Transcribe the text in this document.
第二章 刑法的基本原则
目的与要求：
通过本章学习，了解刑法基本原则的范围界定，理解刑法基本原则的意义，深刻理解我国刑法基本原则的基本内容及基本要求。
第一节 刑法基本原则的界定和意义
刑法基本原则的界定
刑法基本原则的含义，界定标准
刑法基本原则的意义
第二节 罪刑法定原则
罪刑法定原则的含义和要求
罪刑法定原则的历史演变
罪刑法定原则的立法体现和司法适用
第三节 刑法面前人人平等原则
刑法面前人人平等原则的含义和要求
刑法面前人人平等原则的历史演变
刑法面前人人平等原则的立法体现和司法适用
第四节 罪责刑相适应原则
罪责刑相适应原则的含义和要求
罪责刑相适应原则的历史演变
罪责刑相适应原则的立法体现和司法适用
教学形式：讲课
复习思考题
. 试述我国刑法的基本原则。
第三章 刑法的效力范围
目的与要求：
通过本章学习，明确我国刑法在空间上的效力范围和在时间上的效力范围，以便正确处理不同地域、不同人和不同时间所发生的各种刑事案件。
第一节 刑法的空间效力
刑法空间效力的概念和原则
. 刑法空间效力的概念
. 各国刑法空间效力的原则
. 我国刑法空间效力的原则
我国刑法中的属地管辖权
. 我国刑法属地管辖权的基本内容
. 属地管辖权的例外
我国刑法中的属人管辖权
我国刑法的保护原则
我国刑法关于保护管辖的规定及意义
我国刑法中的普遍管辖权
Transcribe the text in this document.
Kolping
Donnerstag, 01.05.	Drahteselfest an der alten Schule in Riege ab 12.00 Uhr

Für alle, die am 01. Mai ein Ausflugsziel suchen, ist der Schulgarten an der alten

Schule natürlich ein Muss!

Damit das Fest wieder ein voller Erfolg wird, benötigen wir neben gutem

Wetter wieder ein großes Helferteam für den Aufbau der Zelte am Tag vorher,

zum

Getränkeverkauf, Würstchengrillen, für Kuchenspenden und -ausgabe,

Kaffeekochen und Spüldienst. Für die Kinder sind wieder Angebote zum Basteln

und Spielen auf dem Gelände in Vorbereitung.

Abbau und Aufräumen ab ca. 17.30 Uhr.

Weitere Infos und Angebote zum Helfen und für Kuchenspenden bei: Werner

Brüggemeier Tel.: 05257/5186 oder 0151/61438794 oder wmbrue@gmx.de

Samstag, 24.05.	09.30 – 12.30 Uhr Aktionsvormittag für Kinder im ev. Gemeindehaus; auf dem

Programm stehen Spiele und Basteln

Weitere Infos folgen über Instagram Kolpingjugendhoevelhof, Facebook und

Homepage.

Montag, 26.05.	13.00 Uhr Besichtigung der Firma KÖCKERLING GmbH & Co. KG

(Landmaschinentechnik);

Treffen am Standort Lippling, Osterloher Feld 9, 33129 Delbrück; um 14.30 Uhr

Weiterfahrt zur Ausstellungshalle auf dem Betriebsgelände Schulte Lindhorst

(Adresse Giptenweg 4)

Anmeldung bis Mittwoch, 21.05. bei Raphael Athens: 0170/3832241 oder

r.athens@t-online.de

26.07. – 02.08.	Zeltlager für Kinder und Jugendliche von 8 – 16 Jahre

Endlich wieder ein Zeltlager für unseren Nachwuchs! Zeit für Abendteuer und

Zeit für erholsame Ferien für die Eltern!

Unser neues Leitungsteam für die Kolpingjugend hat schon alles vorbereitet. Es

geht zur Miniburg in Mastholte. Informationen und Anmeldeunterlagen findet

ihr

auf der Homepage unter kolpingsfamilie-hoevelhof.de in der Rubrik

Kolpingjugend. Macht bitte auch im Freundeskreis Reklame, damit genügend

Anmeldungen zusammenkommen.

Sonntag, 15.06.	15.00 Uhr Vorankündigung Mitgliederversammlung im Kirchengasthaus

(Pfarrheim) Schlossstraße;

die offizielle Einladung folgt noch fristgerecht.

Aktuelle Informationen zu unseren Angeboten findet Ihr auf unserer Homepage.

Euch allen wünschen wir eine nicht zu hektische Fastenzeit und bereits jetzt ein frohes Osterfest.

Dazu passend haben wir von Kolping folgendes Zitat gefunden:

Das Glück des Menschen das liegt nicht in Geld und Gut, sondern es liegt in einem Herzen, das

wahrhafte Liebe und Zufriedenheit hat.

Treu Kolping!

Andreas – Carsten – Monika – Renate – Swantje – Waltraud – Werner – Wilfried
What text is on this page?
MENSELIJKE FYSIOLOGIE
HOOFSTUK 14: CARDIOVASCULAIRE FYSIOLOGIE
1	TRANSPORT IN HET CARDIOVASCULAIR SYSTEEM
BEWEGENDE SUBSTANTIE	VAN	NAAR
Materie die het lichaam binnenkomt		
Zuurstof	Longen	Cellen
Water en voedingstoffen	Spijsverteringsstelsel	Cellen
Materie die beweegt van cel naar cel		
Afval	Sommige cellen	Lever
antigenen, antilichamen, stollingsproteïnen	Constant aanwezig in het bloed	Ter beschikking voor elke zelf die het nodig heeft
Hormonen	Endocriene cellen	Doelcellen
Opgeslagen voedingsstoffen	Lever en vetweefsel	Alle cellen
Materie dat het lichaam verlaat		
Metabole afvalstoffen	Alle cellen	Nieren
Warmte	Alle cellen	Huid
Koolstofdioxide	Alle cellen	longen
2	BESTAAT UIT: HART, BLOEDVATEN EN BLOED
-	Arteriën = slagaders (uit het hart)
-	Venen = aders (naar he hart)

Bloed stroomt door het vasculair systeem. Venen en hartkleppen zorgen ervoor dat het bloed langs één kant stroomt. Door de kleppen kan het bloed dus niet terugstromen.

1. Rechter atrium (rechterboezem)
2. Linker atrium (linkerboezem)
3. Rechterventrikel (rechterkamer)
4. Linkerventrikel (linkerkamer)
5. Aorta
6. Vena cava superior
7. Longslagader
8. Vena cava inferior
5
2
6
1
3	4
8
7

**Exercise requirements**
Copy out all lines that carry the word "Lever".

**Correct output**
Afval	Sommige cellen	Lever
Opgeslagen voedingsstoffen	Lever en vetweefsel	Alle cellen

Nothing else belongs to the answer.